* Records provided
########
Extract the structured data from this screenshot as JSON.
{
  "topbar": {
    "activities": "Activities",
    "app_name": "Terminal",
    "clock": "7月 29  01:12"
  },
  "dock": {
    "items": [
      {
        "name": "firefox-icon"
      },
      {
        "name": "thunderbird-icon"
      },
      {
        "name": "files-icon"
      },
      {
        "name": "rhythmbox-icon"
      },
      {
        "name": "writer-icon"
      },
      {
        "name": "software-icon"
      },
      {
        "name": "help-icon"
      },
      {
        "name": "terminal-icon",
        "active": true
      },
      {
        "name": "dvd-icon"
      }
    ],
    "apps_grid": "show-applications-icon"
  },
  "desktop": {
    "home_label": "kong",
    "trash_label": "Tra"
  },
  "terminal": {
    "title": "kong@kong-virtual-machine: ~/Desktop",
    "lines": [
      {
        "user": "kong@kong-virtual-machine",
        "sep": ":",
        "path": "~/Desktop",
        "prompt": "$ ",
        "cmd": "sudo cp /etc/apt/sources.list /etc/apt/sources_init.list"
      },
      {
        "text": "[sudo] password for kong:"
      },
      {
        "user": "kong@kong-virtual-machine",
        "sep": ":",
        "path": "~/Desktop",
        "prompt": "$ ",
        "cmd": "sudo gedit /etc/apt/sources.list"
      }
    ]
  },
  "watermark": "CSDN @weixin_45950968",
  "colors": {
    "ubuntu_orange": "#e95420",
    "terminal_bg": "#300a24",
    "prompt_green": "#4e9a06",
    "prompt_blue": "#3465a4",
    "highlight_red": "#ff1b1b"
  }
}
########
* Stated exercise
Print every entry exactly as it appears.

* Answer to this task
Extract the structured data from this screenshot as JSON.
{
  "topbar": {
    "activities": "Activities",
    "app_name": "Terminal",
    "clock": "7月 29  01:12"
  },
  "dock": {
    "items": [
      {
        "name": "firefox-icon"
      },
      {
        "name": "thunderbird-icon"
      },
      {
        "name": "files-icon"
      },
      {
        "name": "rhythmbox-icon"
      },
      {
        "name": "writer-icon"
      },
      {
        "name": "software-icon"
      },
      {
        "name": "help-icon"
      },
      {
        "name": "terminal-icon",
        "active": true
      },
      {
        "name": "dvd-icon"
      }
    ],
    "apps_grid": "show-applications-icon"
  },
  "desktop": {
    "home_label": "kong",
    "trash_label": "Tra"
  },
  "terminal": {
    "title": "kong@kong-virtual-machine: ~/Desktop",
    "lines": [
      {
        "user": "kong@kong-virtual-machine",
        "sep": ":",
        "path": "~/Desktop",
        "prompt": "$ ",
        "cmd": "sudo cp /etc/apt/sources.list /etc/apt/sources_init.list"
      },
      {
        "text": "[sudo] password for kong:"
      },
      {
        "user": "kong@kong-virtual-machine",
        "sep": ":",
        "path": "~/Desktop",
        "prompt": "$ ",
        "cmd": "sudo gedit /etc/apt/sources.list"
      }
    ]
  },
  "watermark": "CSDN @weixin_45950968",
  "colors": {
    "ubuntu_orange": "#e95420",
    "terminal_bg": "#300a24",
    "prompt_green": "#4e9a06",
    "prompt_blue": "#3465a4",
    "highlight_red": "#ff1b1b"
  }
}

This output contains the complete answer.